| REQUIREMENTS |
Below are records to transcribe exactly, without their pictures.

| DATASET CONTENT |
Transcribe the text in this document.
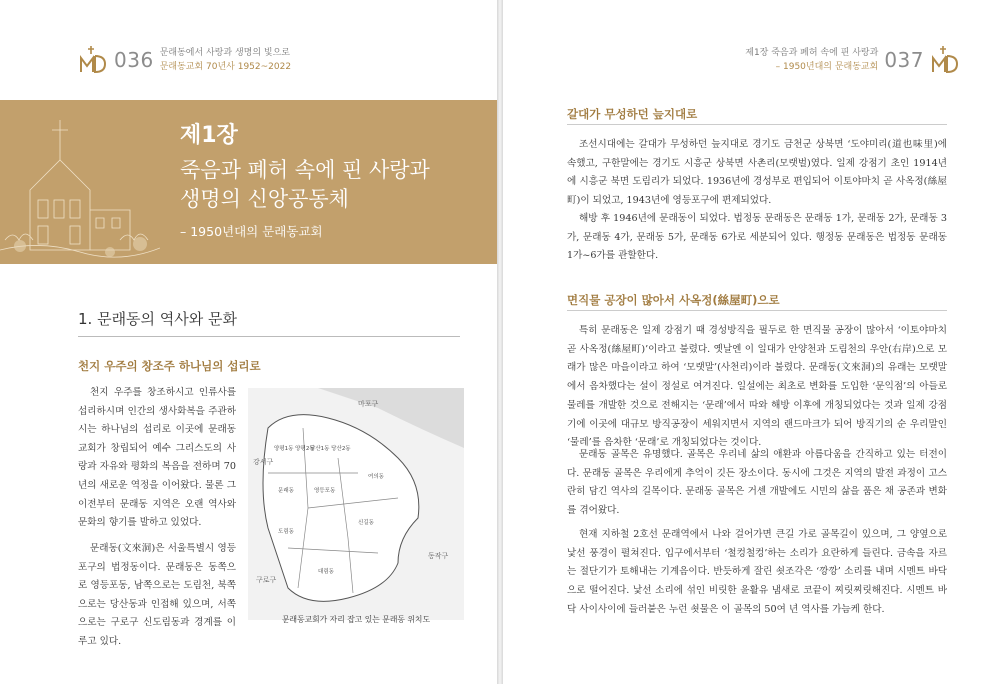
036 문래동에서 사랑과 생명의 빛으로
문래동교회 70년사 1952~2022
제1장
죽음과 폐허 속에 핀 사랑과
생명의 신앙공동체
– 1950년대의 문래동교회
1. 문래동의 역사와 문화
천지 우주의 창조주 하나님의 섭리로

천지 우주를 창조하시고 인류사를 섭리하시며 인간의 생사화복을 주관하시는 하나님의 섭리로 이곳에 문래동교회가 창립되어 예수 그리스도의 사랑과 자유와 평화의 복음을 전하며 70년의 새로운 역정을 이어왔다. 물론 그 이전부터 문래동 지역은 오랜 역사와 문화의 향기를 발하고 있었다.

문래동(文來洞)은 서울특별시 영등포구의 법정동이다. 문래동은 동쪽으로 영등포동, 남쪽으로는 도림천, 북쪽으로는 당산동과 인접해 있으며, 서쪽으로는 구로구 신도림동과 경계를 이루고 있다.

마포구
강서구
구로구
동작구
양평1동 양평2동
당산1동 당산2동
문래동
여의동
영등포동
신길동
대림동
도림동
문래동교회가 자리 잡고 있는 문래동 위치도
제1장 죽음과 폐허 속에 핀 사랑과
– 1950년대의 문래동교회 037
갈대가 무성하던 늪지대로

조선시대에는 갈대가 무성하던 늪지대로 경기도 금천군 상북면 ‘도야미리(道也味里)에 속했고, 구한말에는 경기도 시흥군 상북면 사촌리(모랫벌)였다. 일제 강점기 초인 1914년에 시흥군 북면 도림리가 되었다. 1936년에 경성부로 편입되어 이토야마치 곧 사옥정(絲屋町)이 되었고, 1943년에 영등포구에 편제되었다.

해방 후 1946년에 문래동이 되었다. 법정동 문래동은 문래동 1가, 문래동 2가, 문래동 3가, 문래동 4가, 문래동 5가, 문래동 6가로 세분되어 있다. 행정동 문래동은 법정동 문래동 1가~6가를 관할한다.

면직물 공장이 많아서 사옥정(絲屋町)으로

특히 문래동은 일제 강점기 때 경성방직을 필두로 한 면직물 공장이 많아서 ‘이토야마치 곧 사옥정(絲屋町)’이라고 불렸다. 옛날엔 이 일대가 안양천과 도림천의 우안(右岸)으로 모래가 많은 마을이라고 하여 ‘모랫말’(사천리)이라 불렸다. 문래동(文來洞)의 유래는 모랫말에서 음차했다는 설이 정설로 여겨진다. 일설에는 최초로 변화를 도입한 ‘문익점’의 아들로 물레를 개발한 것으로 전해지는 ‘문래’에서 따와 해방 이후에 개칭되었다는 것과 일제 강점기에 이곳에 대규모 방직공장이 세워지면서 지역의 랜드마크가 되어 방직기의 순 우리말인 ‘물레’를 음차한 ‘문래’로 개칭되었다는 것이다.

문래동 골목은 유명했다. 골목은 우리네 삶의 애환과 아름다움을 간직하고 있는 터전이다. 문래동 골목은 우리에게 추억이 깃든 장소이다. 동시에 그것은 지역의 발전 과정이 고스란히 담긴 역사의 길목이다. 문래동 골목은 거센 개발에도 시민의 삶을 품은 채 공존과 변화를 겪어왔다.

현재 지하철 2호선 문래역에서 나와 걸어가면 큰길 가로 골목길이 있으며, 그 양옆으로 낯선 풍경이 펼쳐진다. 입구에서부터 ‘철컹철컹’하는 소리가 요란하게 들린다. 금속을 자르는 절단기가 토해내는 기계음이다. 반듯하게 잘린 쇳조각은 ‘깡깡’ 소리를 내며 시멘트 바닥으로 떨어진다. 낯선 소리에 섞인 비릿한 윤활유 냄새로 코끝이 찌릿찌릿해진다. 시멘트 바닥 사이사이에 들러붙은 누런 쇳물은 이 골목의 50여 년 역사를 가늠케 한다.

| ANSWER BELOW |
Transcribe the text in this document.
036 문래동에서 사랑과 생명의 빛으로
문래동교회 70년사 1952~2022
제1장
죽음과 폐허 속에 핀 사랑과
생명의 신앙공동체
– 1950년대의 문래동교회
1. 문래동의 역사와 문화
천지 우주의 창조주 하나님의 섭리로

천지 우주를 창조하시고 인류사를 섭리하시며 인간의 생사화복을 주관하시는 하나님의 섭리로 이곳에 문래동교회가 창립되어 예수 그리스도의 사랑과 자유와 평화의 복음을 전하며 70년의 새로운 역정을 이어왔다. 물론 그 이전부터 문래동 지역은 오랜 역사와 문화의 향기를 발하고 있었다.

문래동(文來洞)은 서울특별시 영등포구의 법정동이다. 문래동은 동쪽으로 영등포동, 남쪽으로는 도림천, 북쪽으로는 당산동과 인접해 있으며, 서쪽으로는 구로구 신도림동과 경계를 이루고 있다.

마포구
강서구
구로구
동작구
양평1동 양평2동
당산1동 당산2동
문래동
여의동
영등포동
신길동
대림동
도림동
문래동교회가 자리 잡고 있는 문래동 위치도
제1장 죽음과 폐허 속에 핀 사랑과
– 1950년대의 문래동교회 037
갈대가 무성하던 늪지대로

조선시대에는 갈대가 무성하던 늪지대로 경기도 금천군 상북면 ‘도야미리(道也味里)에 속했고, 구한말에는 경기도 시흥군 상북면 사촌리(모랫벌)였다. 일제 강점기 초인 1914년에 시흥군 북면 도림리가 되었다. 1936년에 경성부로 편입되어 이토야마치 곧 사옥정(絲屋町)이 되었고, 1943년에 영등포구에 편제되었다.

해방 후 1946년에 문래동이 되었다. 법정동 문래동은 문래동 1가, 문래동 2가, 문래동 3가, 문래동 4가, 문래동 5가, 문래동 6가로 세분되어 있다. 행정동 문래동은 법정동 문래동 1가~6가를 관할한다.

면직물 공장이 많아서 사옥정(絲屋町)으로

특히 문래동은 일제 강점기 때 경성방직을 필두로 한 면직물 공장이 많아서 ‘이토야마치 곧 사옥정(絲屋町)’이라고 불렸다. 옛날엔 이 일대가 안양천과 도림천의 우안(右岸)으로 모래가 많은 마을이라고 하여 ‘모랫말’(사천리)이라 불렸다. 문래동(文來洞)의 유래는 모랫말에서 음차했다는 설이 정설로 여겨진다. 일설에는 최초로 변화를 도입한 ‘문익점’의 아들로 물레를 개발한 것으로 전해지는 ‘문래’에서 따와 해방 이후에 개칭되었다는 것과 일제 강점기에 이곳에 대규모 방직공장이 세워지면서 지역의 랜드마크가 되어 방직기의 순 우리말인 ‘물레’를 음차한 ‘문래’로 개칭되었다는 것이다.

문래동 골목은 유명했다. 골목은 우리네 삶의 애환과 아름다움을 간직하고 있는 터전이다. 문래동 골목은 우리에게 추억이 깃든 장소이다. 동시에 그것은 지역의 발전 과정이 고스란히 담긴 역사의 길목이다. 문래동 골목은 거센 개발에도 시민의 삶을 품은 채 공존과 변화를 겪어왔다.

현재 지하철 2호선 문래역에서 나와 걸어가면 큰길 가로 골목길이 있으며, 그 양옆으로 낯선 풍경이 펼쳐진다. 입구에서부터 ‘철컹철컹’하는 소리가 요란하게 들린다. 금속을 자르는 절단기가 토해내는 기계음이다. 반듯하게 잘린 쇳조각은 ‘깡깡’ 소리를 내며 시멘트 바닥으로 떨어진다. 낯선 소리에 섞인 비릿한 윤활유 냄새로 코끝이 찌릿찌릿해진다. 시멘트 바닥 사이사이에 들러붙은 누런 쇳물은 이 골목의 50여 년 역사를 가늠케 한다.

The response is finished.